_What is being asked_
Pull every line containing "questions" out of the material below.

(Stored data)
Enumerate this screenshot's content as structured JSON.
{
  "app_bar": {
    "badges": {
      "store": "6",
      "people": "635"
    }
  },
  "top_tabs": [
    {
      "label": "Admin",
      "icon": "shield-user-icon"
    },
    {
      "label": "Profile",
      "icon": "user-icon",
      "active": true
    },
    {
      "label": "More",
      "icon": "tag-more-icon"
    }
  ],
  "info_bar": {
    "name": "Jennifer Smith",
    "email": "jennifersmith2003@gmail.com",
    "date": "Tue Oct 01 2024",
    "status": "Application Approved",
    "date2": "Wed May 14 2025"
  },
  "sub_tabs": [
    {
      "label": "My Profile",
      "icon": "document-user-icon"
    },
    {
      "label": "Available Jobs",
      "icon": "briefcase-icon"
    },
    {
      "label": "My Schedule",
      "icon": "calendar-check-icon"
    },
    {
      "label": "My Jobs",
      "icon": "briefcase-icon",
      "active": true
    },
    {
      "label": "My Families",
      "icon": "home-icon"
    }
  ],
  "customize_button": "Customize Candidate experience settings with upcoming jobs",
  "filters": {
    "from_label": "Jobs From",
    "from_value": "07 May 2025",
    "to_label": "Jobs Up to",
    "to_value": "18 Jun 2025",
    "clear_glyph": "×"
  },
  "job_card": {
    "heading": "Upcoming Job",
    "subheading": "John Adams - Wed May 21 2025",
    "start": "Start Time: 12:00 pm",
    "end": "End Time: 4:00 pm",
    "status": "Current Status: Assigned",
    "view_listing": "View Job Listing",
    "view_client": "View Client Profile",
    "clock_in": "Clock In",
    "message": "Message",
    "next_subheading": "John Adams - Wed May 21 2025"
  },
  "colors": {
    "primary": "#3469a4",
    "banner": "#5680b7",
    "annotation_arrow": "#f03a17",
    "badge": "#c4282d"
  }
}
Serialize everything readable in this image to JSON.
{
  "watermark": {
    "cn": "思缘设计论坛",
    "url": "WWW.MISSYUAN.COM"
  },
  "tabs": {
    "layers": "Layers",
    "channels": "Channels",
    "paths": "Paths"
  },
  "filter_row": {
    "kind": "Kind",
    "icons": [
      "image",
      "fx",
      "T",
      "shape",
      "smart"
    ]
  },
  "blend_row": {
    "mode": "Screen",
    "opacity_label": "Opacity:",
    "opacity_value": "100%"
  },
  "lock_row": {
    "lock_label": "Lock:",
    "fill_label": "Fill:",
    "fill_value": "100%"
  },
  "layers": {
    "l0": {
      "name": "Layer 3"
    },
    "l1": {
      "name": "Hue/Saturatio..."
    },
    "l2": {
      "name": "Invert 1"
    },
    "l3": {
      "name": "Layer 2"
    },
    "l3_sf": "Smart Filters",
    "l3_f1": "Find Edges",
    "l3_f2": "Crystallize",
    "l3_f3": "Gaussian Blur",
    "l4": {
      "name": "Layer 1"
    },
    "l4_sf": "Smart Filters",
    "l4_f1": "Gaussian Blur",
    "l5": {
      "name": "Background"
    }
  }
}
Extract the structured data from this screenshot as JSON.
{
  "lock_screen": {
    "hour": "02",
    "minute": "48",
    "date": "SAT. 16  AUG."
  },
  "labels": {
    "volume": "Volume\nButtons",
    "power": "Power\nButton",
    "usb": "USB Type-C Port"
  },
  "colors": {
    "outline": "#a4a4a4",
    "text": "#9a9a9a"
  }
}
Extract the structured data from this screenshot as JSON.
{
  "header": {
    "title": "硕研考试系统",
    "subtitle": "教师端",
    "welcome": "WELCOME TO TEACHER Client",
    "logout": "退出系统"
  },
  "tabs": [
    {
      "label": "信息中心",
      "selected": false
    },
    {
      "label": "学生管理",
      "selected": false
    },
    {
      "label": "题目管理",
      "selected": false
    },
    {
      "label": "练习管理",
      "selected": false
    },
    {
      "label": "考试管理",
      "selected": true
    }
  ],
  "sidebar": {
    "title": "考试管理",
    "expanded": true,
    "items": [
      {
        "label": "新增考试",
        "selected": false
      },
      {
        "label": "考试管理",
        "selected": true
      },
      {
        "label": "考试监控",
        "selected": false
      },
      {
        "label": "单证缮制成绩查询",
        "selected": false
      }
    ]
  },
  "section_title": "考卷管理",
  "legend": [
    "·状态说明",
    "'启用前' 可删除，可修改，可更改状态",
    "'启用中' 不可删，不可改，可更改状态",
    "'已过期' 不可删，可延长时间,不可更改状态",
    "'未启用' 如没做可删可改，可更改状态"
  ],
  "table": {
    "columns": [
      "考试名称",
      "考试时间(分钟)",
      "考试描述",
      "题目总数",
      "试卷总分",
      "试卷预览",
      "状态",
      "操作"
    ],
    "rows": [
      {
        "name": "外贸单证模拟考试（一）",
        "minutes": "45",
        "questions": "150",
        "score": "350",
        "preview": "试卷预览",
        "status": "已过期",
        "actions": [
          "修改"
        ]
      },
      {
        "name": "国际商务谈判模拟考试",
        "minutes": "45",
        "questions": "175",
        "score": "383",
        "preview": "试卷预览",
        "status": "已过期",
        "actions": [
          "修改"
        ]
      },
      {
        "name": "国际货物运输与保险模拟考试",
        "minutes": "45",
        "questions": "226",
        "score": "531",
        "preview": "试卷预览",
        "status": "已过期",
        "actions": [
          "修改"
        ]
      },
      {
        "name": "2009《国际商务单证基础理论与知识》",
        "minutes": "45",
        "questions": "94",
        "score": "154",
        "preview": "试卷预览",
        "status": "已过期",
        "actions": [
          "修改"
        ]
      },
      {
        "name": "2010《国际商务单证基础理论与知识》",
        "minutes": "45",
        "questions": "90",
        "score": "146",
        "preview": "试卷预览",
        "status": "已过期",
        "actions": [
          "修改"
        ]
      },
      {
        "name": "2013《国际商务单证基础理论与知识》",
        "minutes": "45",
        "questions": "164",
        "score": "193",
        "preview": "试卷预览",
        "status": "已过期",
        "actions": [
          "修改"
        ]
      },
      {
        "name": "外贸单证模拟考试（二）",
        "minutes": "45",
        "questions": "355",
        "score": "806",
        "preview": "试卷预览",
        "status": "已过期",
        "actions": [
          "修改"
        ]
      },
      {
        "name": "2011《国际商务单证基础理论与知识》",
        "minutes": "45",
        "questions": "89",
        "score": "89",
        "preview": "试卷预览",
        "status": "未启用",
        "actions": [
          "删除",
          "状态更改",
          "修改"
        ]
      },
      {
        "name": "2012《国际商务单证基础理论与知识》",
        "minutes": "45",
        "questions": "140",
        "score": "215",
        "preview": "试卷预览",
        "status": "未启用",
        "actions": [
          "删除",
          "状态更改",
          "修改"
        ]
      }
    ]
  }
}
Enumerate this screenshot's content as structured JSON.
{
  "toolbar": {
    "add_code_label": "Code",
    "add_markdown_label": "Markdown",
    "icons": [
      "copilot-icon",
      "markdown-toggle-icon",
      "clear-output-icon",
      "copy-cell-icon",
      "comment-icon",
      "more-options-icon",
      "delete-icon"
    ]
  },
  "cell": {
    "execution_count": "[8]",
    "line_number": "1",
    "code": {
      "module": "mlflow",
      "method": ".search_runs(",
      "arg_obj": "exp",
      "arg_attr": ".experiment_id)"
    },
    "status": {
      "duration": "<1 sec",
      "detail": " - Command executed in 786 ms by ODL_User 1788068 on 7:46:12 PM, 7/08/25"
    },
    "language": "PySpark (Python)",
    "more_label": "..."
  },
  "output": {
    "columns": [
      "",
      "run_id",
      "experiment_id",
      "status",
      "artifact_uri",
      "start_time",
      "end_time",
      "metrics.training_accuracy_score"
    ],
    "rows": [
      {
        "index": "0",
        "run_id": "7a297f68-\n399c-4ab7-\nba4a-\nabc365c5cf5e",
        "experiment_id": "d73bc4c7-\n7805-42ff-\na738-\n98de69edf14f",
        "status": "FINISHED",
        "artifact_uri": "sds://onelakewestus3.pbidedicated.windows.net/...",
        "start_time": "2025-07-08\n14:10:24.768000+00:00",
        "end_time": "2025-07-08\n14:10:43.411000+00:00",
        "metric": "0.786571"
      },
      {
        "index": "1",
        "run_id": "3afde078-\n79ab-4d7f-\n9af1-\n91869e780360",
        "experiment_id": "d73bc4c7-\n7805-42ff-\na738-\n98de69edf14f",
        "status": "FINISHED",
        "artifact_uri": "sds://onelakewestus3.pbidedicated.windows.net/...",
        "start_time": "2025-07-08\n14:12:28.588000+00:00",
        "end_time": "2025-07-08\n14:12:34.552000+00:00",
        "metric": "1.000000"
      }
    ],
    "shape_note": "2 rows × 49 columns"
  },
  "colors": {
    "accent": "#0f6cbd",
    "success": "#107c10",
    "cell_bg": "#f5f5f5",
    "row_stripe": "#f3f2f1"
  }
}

_Task response_
        "questions": "150",
        "questions": "175",
        "questions": "226",
        "questions": "94",
        "questions": "90",
        "questions": "164",
        "questions": "355",
        "questions": "89",
        "questions": "140",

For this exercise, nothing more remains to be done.